<<<<
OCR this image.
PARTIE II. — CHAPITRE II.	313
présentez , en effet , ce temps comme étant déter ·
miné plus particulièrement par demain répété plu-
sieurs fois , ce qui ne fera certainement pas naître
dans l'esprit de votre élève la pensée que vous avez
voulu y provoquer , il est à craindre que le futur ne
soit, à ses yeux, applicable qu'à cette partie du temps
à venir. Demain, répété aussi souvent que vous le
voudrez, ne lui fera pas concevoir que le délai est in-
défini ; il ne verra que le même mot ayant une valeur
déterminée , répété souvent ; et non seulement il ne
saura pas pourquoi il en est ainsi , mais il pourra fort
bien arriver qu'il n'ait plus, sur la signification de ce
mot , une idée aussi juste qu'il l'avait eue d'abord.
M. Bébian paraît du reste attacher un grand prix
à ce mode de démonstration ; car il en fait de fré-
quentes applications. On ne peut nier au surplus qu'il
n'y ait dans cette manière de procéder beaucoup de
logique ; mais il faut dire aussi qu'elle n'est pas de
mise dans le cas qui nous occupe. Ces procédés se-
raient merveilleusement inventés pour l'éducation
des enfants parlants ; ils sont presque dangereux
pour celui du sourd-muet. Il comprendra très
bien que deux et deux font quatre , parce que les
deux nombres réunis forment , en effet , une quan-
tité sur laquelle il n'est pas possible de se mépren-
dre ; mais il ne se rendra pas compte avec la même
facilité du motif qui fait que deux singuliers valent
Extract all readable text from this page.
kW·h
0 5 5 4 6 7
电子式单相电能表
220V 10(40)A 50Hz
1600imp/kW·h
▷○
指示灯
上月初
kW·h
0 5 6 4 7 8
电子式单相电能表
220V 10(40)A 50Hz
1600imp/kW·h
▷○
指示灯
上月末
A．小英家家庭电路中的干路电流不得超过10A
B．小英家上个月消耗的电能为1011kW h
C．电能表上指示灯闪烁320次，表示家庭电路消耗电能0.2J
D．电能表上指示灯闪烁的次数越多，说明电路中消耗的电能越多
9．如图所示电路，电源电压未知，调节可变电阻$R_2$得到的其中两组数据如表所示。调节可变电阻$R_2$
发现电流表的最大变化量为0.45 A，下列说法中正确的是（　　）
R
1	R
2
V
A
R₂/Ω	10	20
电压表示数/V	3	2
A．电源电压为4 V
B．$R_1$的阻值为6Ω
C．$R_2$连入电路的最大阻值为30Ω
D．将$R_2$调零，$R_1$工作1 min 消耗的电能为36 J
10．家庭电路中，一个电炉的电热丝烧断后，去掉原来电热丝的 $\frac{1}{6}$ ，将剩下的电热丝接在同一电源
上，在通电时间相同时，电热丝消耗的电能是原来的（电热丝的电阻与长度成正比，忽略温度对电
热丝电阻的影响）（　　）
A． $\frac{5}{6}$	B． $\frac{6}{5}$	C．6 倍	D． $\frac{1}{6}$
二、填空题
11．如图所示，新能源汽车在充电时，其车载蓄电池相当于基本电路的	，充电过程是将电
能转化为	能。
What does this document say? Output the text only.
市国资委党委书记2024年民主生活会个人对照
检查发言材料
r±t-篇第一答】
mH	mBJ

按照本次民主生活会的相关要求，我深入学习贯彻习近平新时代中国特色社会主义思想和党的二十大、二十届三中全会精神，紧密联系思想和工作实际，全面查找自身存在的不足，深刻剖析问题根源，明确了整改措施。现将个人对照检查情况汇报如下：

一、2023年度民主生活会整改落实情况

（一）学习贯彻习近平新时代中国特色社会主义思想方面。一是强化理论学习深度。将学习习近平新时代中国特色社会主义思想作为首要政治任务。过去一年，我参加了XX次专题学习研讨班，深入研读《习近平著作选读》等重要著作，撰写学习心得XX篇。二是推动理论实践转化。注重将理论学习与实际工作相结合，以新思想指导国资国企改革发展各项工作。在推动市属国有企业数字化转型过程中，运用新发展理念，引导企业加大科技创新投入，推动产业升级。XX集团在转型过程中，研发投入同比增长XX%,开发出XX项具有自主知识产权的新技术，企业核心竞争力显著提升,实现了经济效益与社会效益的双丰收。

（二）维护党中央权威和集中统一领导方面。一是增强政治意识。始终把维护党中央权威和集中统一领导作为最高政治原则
>>>>
Exercise: From the line containing "What does this" down to the last line, reproduce the records exactly. Include both ends.

Task output:
What does this document say? Output the text only.
市国资委党委书记2024年民主生活会个人对照
检查发言材料
r±t-篇第一答】
mH	mBJ

按照本次民主生活会的相关要求，我深入学习贯彻习近平新时代中国特色社会主义思想和党的二十大、二十届三中全会精神，紧密联系思想和工作实际，全面查找自身存在的不足，深刻剖析问题根源，明确了整改措施。现将个人对照检查情况汇报如下：

一、2023年度民主生活会整改落实情况

（一）学习贯彻习近平新时代中国特色社会主义思想方面。一是强化理论学习深度。将学习习近平新时代中国特色社会主义思想作为首要政治任务。过去一年，我参加了XX次专题学习研讨班，深入研读《习近平著作选读》等重要著作，撰写学习心得XX篇。二是推动理论实践转化。注重将理论学习与实际工作相结合，以新思想指导国资国企改革发展各项工作。在推动市属国有企业数字化转型过程中，运用新发展理念，引导企业加大科技创新投入，推动产业升级。XX集团在转型过程中，研发投入同比增长XX%,开发出XX项具有自主知识产权的新技术，企业核心竞争力显著提升,实现了经济效益与社会效益的双丰收。

（二）维护党中央权威和集中统一领导方面。一是增强政治意识。始终把维护党中央权威和集中统一领导作为最高政治原则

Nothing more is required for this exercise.